— Records for the task —

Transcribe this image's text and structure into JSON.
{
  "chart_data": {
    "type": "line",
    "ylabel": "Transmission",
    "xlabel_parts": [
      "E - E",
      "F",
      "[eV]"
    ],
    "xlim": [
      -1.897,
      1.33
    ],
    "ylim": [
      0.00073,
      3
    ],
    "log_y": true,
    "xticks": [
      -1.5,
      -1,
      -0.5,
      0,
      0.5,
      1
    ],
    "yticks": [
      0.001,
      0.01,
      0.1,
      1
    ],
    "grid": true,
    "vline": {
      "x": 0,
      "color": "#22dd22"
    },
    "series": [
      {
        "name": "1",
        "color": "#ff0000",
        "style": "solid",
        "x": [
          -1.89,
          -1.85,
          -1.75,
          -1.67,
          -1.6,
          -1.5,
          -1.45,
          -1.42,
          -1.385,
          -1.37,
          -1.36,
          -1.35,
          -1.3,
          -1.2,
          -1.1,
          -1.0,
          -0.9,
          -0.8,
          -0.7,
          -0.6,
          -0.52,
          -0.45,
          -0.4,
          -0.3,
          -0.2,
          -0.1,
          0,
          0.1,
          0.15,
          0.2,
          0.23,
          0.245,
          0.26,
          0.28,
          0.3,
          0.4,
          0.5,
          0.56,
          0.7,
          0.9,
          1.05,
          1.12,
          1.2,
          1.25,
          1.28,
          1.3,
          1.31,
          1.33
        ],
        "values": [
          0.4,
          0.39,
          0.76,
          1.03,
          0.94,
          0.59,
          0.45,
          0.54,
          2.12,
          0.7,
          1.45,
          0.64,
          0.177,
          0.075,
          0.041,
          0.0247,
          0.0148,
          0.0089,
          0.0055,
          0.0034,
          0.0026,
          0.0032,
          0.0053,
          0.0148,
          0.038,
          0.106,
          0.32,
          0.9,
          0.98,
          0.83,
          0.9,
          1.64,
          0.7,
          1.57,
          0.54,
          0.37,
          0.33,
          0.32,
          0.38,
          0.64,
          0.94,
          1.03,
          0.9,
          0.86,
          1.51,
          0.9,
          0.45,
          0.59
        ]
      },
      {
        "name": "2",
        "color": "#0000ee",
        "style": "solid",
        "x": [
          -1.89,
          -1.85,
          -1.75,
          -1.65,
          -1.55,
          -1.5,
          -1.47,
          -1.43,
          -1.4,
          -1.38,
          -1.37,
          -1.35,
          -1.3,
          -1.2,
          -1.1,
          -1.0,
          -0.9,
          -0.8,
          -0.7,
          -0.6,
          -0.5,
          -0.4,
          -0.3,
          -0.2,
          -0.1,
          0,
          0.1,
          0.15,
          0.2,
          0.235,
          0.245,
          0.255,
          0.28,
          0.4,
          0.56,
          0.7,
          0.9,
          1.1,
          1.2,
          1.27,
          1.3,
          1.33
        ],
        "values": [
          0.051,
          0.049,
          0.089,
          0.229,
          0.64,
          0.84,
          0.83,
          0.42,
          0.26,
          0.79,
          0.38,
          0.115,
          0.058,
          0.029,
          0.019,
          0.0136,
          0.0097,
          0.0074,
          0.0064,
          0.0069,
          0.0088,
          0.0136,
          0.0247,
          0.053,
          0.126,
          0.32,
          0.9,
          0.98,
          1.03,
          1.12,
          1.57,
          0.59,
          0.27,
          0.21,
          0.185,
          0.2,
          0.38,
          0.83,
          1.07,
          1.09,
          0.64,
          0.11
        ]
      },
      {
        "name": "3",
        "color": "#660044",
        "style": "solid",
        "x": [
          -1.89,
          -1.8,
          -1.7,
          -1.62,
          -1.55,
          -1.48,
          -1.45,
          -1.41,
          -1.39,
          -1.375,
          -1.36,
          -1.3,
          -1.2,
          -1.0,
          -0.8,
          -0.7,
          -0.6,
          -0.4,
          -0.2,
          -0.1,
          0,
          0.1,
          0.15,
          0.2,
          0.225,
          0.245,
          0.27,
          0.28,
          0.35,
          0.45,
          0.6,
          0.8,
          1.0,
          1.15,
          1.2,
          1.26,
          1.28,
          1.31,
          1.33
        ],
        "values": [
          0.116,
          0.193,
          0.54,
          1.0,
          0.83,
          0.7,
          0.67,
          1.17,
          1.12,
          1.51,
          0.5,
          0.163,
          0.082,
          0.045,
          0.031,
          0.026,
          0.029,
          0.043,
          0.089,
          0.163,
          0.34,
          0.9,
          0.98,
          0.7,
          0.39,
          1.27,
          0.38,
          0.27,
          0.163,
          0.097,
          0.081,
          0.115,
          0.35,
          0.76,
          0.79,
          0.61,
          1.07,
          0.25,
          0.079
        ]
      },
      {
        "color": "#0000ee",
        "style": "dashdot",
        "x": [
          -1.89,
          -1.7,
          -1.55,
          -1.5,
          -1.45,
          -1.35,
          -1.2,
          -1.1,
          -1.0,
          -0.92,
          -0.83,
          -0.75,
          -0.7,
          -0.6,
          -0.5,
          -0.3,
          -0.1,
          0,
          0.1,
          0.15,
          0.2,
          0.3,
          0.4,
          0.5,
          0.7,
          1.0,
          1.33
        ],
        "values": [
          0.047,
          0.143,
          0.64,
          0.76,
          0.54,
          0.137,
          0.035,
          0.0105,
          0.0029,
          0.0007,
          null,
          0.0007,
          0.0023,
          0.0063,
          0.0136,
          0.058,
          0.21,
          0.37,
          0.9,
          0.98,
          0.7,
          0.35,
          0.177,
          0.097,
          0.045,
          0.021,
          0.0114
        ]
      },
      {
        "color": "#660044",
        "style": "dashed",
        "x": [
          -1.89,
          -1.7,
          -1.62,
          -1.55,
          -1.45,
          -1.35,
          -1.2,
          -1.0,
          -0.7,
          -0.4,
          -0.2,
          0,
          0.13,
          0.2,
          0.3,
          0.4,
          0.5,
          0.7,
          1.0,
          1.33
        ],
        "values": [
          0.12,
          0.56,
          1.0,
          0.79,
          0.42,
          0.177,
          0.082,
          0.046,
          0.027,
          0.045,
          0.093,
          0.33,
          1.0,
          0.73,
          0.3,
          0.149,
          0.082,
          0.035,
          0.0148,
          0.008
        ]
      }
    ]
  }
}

— Directive —
Output the data above exactly, please, line for line.

— Correct result —
Transcribe this image's text and structure into JSON.
{
  "chart_data": {
    "type": "line",
    "ylabel": "Transmission",
    "xlabel_parts": [
      "E - E",
      "F",
      "[eV]"
    ],
    "xlim": [
      -1.897,
      1.33
    ],
    "ylim": [
      0.00073,
      3
    ],
    "log_y": true,
    "xticks": [
      -1.5,
      -1,
      -0.5,
      0,
      0.5,
      1
    ],
    "yticks": [
      0.001,
      0.01,
      0.1,
      1
    ],
    "grid": true,
    "vline": {
      "x": 0,
      "color": "#22dd22"
    },
    "series": [
      {
        "name": "1",
        "color": "#ff0000",
        "style": "solid",
        "x": [
          -1.89,
          -1.85,
          -1.75,
          -1.67,
          -1.6,
          -1.5,
          -1.45,
          -1.42,
          -1.385,
          -1.37,
          -1.36,
          -1.35,
          -1.3,
          -1.2,
          -1.1,
          -1.0,
          -0.9,
          -0.8,
          -0.7,
          -0.6,
          -0.52,
          -0.45,
          -0.4,
          -0.3,
          -0.2,
          -0.1,
          0,
          0.1,
          0.15,
          0.2,
          0.23,
          0.245,
          0.26,
          0.28,
          0.3,
          0.4,
          0.5,
          0.56,
          0.7,
          0.9,
          1.05,
          1.12,
          1.2,
          1.25,
          1.28,
          1.3,
          1.31,
          1.33
        ],
        "values": [
          0.4,
          0.39,
          0.76,
          1.03,
          0.94,
          0.59,
          0.45,
          0.54,
          2.12,
          0.7,
          1.45,
          0.64,
          0.177,
          0.075,
          0.041,
          0.0247,
          0.0148,
          0.0089,
          0.0055,
          0.0034,
          0.0026,
          0.0032,
          0.0053,
          0.0148,
          0.038,
          0.106,
          0.32,
          0.9,
          0.98,
          0.83,
          0.9,
          1.64,
          0.7,
          1.57,
          0.54,
          0.37,
          0.33,
          0.32,
          0.38,
          0.64,
          0.94,
          1.03,
          0.9,
          0.86,
          1.51,
          0.9,
          0.45,
          0.59
        ]
      },
      {
        "name": "2",
        "color": "#0000ee",
        "style": "solid",
        "x": [
          -1.89,
          -1.85,
          -1.75,
          -1.65,
          -1.55,
          -1.5,
          -1.47,
          -1.43,
          -1.4,
          -1.38,
          -1.37,
          -1.35,
          -1.3,
          -1.2,
          -1.1,
          -1.0,
          -0.9,
          -0.8,
          -0.7,
          -0.6,
          -0.5,
          -0.4,
          -0.3,
          -0.2,
          -0.1,
          0,
          0.1,
          0.15,
          0.2,
          0.235,
          0.245,
          0.255,
          0.28,
          0.4,
          0.56,
          0.7,
          0.9,
          1.1,
          1.2,
          1.27,
          1.3,
          1.33
        ],
        "values": [
          0.051,
          0.049,
          0.089,
          0.229,
          0.64,
          0.84,
          0.83,
          0.42,
          0.26,
          0.79,
          0.38,
          0.115,
          0.058,
          0.029,
          0.019,
          0.0136,
          0.0097,
          0.0074,
          0.0064,
          0.0069,
          0.0088,
          0.0136,
          0.0247,
          0.053,
          0.126,
          0.32,
          0.9,
          0.98,
          1.03,
          1.12,
          1.57,
          0.59,
          0.27,
          0.21,
          0.185,
          0.2,
          0.38,
          0.83,
          1.07,
          1.09,
          0.64,
          0.11
        ]
      },
      {
        "name": "3",
        "color": "#660044",
        "style": "solid",
        "x": [
          -1.89,
          -1.8,
          -1.7,
          -1.62,
          -1.55,
          -1.48,
          -1.45,
          -1.41,
          -1.39,
          -1.375,
          -1.36,
          -1.3,
          -1.2,
          -1.0,
          -0.8,
          -0.7,
          -0.6,
          -0.4,
          -0.2,
          -0.1,
          0,
          0.1,
          0.15,
          0.2,
          0.225,
          0.245,
          0.27,
          0.28,
          0.35,
          0.45,
          0.6,
          0.8,
          1.0,
          1.15,
          1.2,
          1.26,
          1.28,
          1.31,
          1.33
        ],
        "values": [
          0.116,
          0.193,
          0.54,
          1.0,
          0.83,
          0.7,
          0.67,
          1.17,
          1.12,
          1.51,
          0.5,
          0.163,
          0.082,
          0.045,
          0.031,
          0.026,
          0.029,
          0.043,
          0.089,
          0.163,
          0.34,
          0.9,
          0.98,
          0.7,
          0.39,
          1.27,
          0.38,
          0.27,
          0.163,
          0.097,
          0.081,
          0.115,
          0.35,
          0.76,
          0.79,
          0.61,
          1.07,
          0.25,
          0.079
        ]
      },
      {
        "color": "#0000ee",
        "style": "dashdot",
        "x": [
          -1.89,
          -1.7,
          -1.55,
          -1.5,
          -1.45,
          -1.35,
          -1.2,
          -1.1,
          -1.0,
          -0.92,
          -0.83,
          -0.75,
          -0.7,
          -0.6,
          -0.5,
          -0.3,
          -0.1,
          0,
          0.1,
          0.15,
          0.2,
          0.3,
          0.4,
          0.5,
          0.7,
          1.0,
          1.33
        ],
        "values": [
          0.047,
          0.143,
          0.64,
          0.76,
          0.54,
          0.137,
          0.035,
          0.0105,
          0.0029,
          0.0007,
          null,
          0.0007,
          0.0023,
          0.0063,
          0.0136,
          0.058,
          0.21,
          0.37,
          0.9,
          0.98,
          0.7,
          0.35,
          0.177,
          0.097,
          0.045,
          0.021,
          0.0114
        ]
      },
      {
        "color": "#660044",
        "style": "dashed",
        "x": [
          -1.89,
          -1.7,
          -1.62,
          -1.55,
          -1.45,
          -1.35,
          -1.2,
          -1.0,
          -0.7,
          -0.4,
          -0.2,
          0,
          0.13,
          0.2,
          0.3,
          0.4,
          0.5,
          0.7,
          1.0,
          1.33
        ],
        "values": [
          0.12,
          0.56,
          1.0,
          0.79,
          0.42,
          0.177,
          0.082,
          0.046,
          0.027,
          0.045,
          0.093,
          0.33,
          1.0,
          0.73,
          0.3,
          0.149,
          0.082,
          0.035,
          0.0148,
          0.008
        ]
      }
    ]
  }
}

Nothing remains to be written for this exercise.